- Given exercise: Rewrite the lines from the line containing "Patent image size: (1046, 709)." to the line containing "The placard 100 is at (333, 492).", replacing "perspective view" with "oblique view" and leaving everything else as it is.

Stored items:

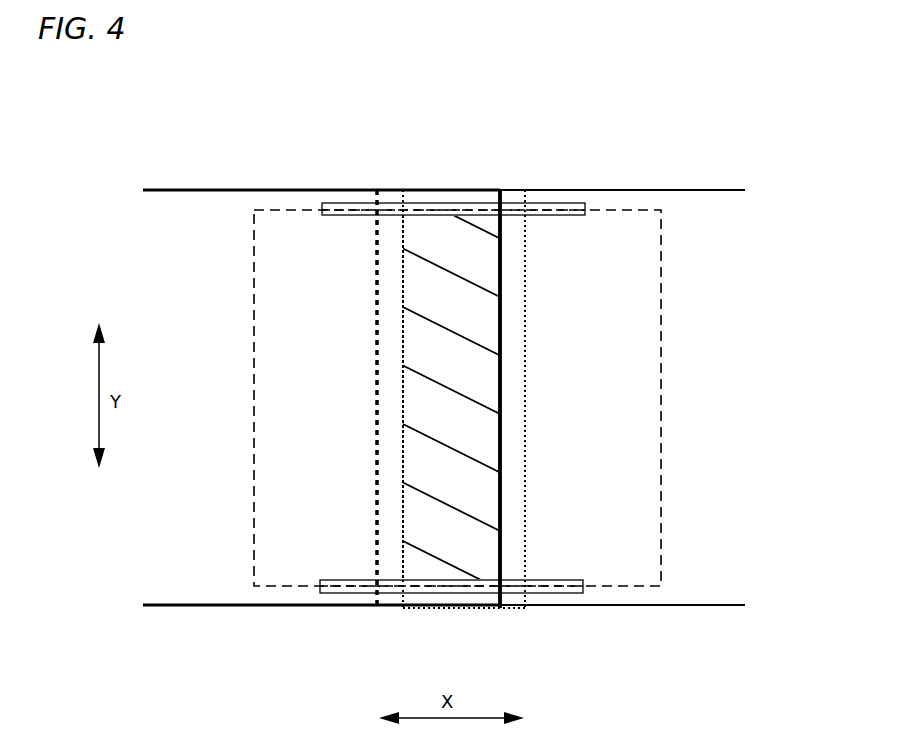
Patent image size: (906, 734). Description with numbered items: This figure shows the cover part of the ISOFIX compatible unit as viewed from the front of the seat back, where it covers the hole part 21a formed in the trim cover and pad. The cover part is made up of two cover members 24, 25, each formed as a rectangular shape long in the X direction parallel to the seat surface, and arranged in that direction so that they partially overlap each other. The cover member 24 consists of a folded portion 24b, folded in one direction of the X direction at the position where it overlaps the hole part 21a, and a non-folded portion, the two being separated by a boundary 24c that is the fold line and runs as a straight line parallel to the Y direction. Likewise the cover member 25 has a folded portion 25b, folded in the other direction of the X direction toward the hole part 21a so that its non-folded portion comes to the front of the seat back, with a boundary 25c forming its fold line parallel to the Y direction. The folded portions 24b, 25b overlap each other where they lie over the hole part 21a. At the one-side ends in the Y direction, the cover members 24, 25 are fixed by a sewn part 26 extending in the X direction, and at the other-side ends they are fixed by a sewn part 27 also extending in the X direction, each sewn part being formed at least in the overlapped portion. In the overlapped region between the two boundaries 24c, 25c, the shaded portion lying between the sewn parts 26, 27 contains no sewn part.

The hole part 21a is at (661, 236).
The cover member 24 is at (675, 189).
The folded portion 24b is at (523, 620).
The boundary 24c is at (403, 492).
The cover member 25 is at (222, 189).
The folded portion 25b is at (500, 186).
The boundary 25c is at (500, 515).
The sewn part 26 is at (556, 203).
The sewn part 27 is at (552, 594).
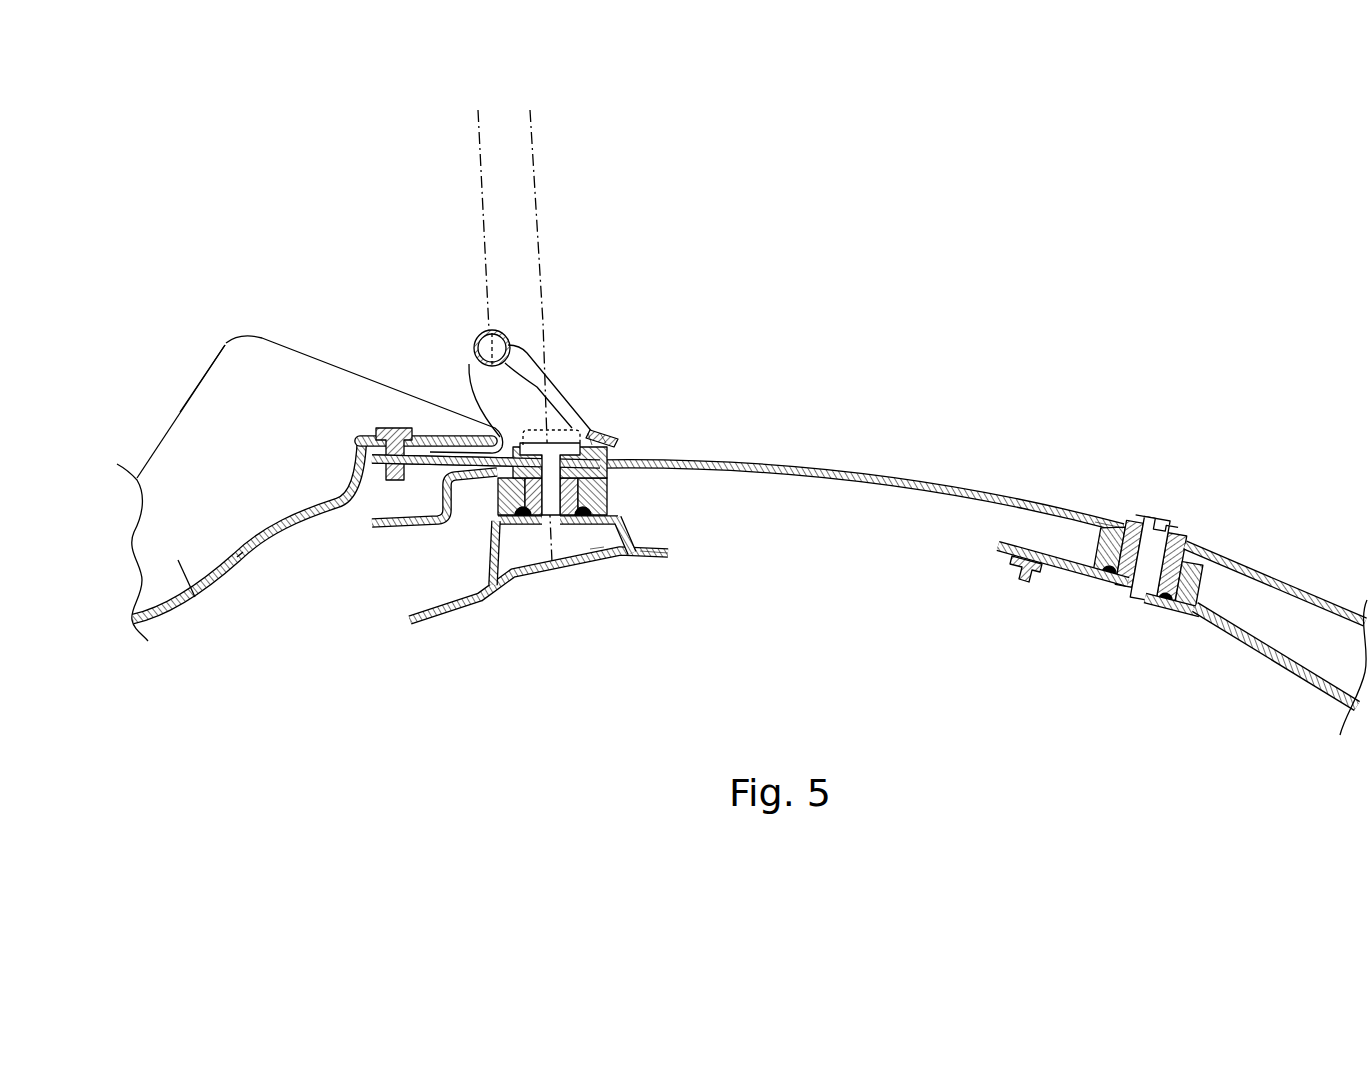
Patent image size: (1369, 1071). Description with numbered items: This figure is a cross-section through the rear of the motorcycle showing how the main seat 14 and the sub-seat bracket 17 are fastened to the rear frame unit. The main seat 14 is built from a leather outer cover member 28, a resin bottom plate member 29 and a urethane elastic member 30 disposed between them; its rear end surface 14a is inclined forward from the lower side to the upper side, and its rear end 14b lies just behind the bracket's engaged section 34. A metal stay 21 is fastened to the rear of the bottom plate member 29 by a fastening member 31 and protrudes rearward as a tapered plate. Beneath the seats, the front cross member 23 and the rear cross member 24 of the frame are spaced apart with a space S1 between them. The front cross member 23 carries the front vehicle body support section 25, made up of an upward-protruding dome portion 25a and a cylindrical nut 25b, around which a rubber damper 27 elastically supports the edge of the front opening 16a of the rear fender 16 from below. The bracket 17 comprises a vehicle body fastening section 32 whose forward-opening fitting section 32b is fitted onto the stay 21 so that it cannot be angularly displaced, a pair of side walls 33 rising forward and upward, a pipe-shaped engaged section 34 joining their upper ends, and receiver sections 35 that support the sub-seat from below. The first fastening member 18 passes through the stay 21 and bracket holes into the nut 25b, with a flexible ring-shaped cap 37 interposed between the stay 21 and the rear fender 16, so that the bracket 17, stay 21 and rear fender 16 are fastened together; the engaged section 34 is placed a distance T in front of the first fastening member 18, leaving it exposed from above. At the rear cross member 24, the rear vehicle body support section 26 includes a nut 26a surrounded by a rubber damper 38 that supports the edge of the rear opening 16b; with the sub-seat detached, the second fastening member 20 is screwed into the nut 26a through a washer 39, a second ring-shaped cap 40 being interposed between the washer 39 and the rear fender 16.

The main seat 14 is at (226, 341).
The rear end surface 14a is at (315, 352).
The rear end 14b is at (465, 400).
The rear fender 16 is at (865, 472).
The front opening 16a is at (483, 478).
The rear opening 16b is at (1120, 526).
The bracket 17 is at (527, 346).
The first fastening member 18 is at (560, 545).
The second fastening member 20 is at (1170, 527).
The stay 21 is at (390, 478).
The front cross member 23 is at (478, 600).
The rear cross member 24 is at (1217, 643).
The front vehicle body support section 25 is at (480, 557).
The dome portion 25a is at (648, 562).
The nut 25b is at (597, 548).
The rear vehicle body support section 26 is at (1106, 594).
The nut 26a is at (1153, 603).
The rubber damper 27 is at (607, 498).
The outer cover member 28 is at (190, 405).
The bottom plate member 29 is at (247, 552).
The elastic member 30 is at (197, 600).
The fastening member 31 is at (385, 428).
The vehicle body fastening section 32 is at (622, 440).
The fitting section 32b is at (590, 425).
The side walls 33 is at (543, 388).
The engaged section 34 is at (480, 331).
The receiver sections 35 is at (612, 435).
The cap 37 is at (610, 470).
The rubber damper 38 is at (1200, 589).
The washer 39 is at (1194, 545).
The cap 40 is at (1200, 554).
The space S1 is at (870, 535).
The distance T is at (528, 130).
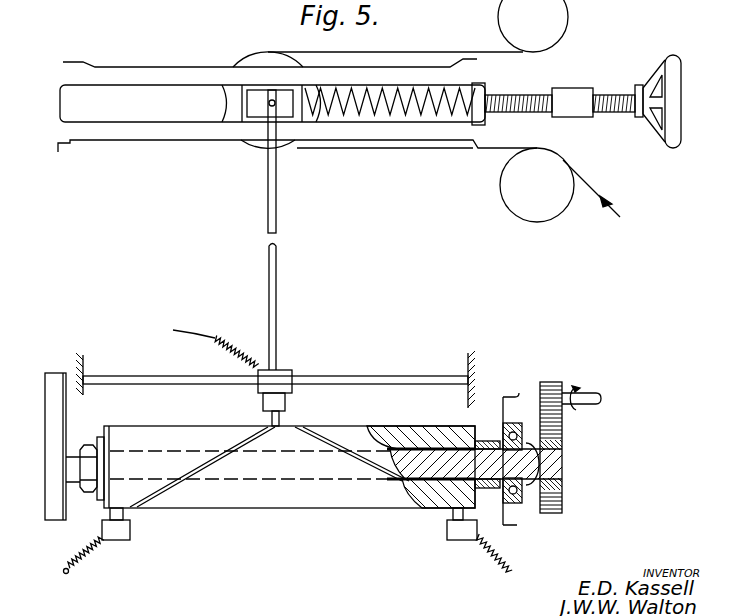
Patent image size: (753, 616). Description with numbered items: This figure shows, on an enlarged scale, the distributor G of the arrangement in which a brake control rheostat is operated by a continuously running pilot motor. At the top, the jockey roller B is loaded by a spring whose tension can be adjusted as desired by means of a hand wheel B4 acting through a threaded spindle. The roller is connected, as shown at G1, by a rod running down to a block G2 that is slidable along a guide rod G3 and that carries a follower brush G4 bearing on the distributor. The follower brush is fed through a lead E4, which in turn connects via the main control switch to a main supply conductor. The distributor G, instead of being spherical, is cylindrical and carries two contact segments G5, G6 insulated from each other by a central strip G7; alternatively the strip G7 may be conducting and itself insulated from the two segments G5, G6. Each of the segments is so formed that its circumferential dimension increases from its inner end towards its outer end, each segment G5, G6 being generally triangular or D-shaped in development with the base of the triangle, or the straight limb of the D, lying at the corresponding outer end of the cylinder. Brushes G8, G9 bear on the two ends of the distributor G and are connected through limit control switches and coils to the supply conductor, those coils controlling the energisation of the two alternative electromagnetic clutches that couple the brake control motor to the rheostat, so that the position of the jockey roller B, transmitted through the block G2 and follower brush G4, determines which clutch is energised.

The jockey roller B is at (258, 62).
The hand wheel B4 is at (665, 60).
The connection G1 is at (277, 268).
The lead E4 is at (215, 340).
The block G2 is at (273, 384).
The guide rod G3 is at (342, 381).
The distributor G is at (165, 418).
The contact segment G5 is at (184, 440).
The follower brush G4 is at (281, 418).
The contact segment G6 is at (335, 435).
The central strip G7 is at (323, 490).
The brush G8 is at (124, 514).
The brush G9 is at (448, 518).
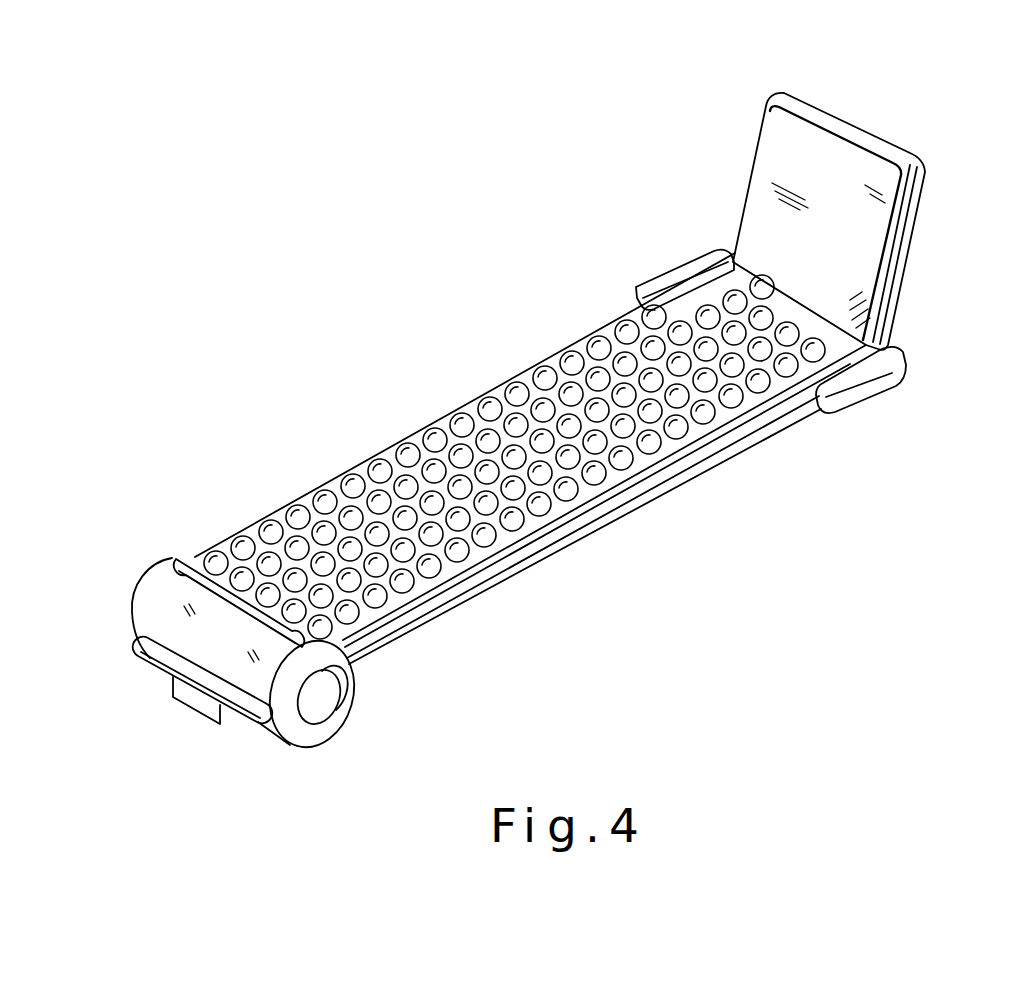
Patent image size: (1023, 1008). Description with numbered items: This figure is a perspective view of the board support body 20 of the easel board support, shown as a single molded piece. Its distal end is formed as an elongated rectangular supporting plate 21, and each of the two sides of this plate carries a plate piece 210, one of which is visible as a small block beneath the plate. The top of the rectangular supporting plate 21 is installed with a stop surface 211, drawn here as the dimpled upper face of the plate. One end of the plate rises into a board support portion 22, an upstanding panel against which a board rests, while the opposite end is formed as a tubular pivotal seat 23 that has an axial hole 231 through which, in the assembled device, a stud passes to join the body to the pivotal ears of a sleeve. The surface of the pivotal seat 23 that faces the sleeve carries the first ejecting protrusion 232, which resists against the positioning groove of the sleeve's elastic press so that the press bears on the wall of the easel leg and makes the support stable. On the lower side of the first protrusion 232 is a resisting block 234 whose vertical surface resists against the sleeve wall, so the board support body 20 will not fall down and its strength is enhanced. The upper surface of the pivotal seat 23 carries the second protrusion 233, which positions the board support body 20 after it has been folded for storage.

The board support body 20 is at (530, 457).
The rectangular supporting plate 21 is at (532, 560).
The stop surface 211 is at (470, 406).
The board support portion 22 is at (862, 132).
The tubular pivotal seat 23 is at (249, 638).
The axial hole 231 is at (320, 712).
The first ejecting protrusion 232 is at (147, 658).
The second protrusion 233 is at (188, 564).
The resisting block 234 is at (206, 714).
The plate piece 210 is at (898, 381).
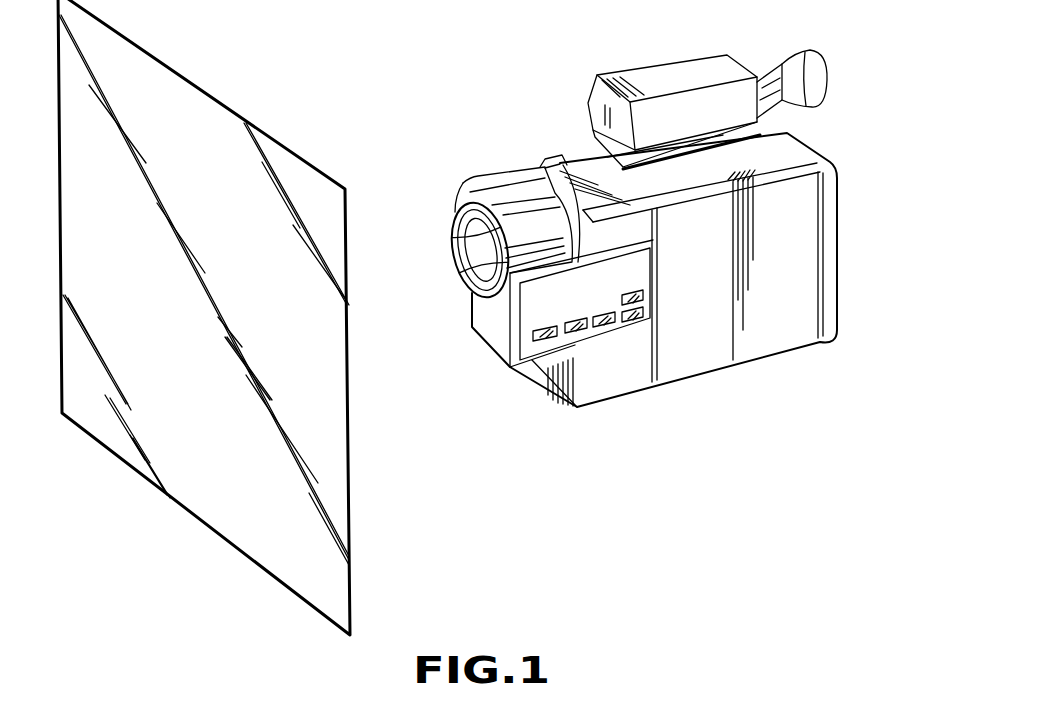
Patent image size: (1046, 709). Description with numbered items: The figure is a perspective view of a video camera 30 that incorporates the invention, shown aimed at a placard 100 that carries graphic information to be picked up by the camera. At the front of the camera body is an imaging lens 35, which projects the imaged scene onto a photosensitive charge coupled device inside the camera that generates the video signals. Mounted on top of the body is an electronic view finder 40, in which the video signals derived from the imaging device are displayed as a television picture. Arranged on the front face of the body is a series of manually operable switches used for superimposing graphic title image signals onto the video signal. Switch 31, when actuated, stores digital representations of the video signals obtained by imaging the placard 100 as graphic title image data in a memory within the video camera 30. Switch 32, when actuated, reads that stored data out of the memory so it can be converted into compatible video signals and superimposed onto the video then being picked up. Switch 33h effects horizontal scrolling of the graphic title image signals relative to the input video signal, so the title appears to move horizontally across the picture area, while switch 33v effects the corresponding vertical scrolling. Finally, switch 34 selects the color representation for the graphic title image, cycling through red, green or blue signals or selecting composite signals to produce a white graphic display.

The placard 100 is at (333, 492).
The video camera 30 is at (515, 138).
The electronic view finder 40 is at (657, 75).
The imaging lens 35 is at (463, 248).
The switch 31 is at (545, 341).
The switch 32 is at (575, 333).
The switch 34 is at (603, 327).
The switch 33v is at (633, 322).
The switch 33h is at (643, 298).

- Task solution:
Patent image size: (1046, 709). Description with numbered items: The figure is a oblique view of a video camera 30 that incorporates the invention, shown aimed at a placard 100 that carries graphic information to be picked up by the camera. At the front of the camera body is an imaging lens 35, which projects the imaged scene onto a photosensitive charge coupled device inside the camera that generates the video signals. Mounted on top of the body is an electronic view finder 40, in which the video signals derived from the imaging device are displayed as a television picture. Arranged on the front face of the body is a series of manually operable switches used for superimposing graphic title image signals onto the video signal. Switch 31, when actuated, stores digital representations of the video signals obtained by imaging the placard 100 as graphic title image data in a memory within the video camera 30. Switch 32, when actuated, reads that stored data out of the memory so it can be converted into compatible video signals and superimposed onto the video then being picked up. Switch 33h effects horizontal scrolling of the graphic title image signals relative to the input video signal, so the title appears to move horizontally across the picture area, while switch 33v effects the corresponding vertical scrolling. Finally, switch 34 selects the color representation for the graphic title image, cycling through red, green or blue signals or selecting composite signals to produce a white graphic display.

The placard 100 is at (333, 492).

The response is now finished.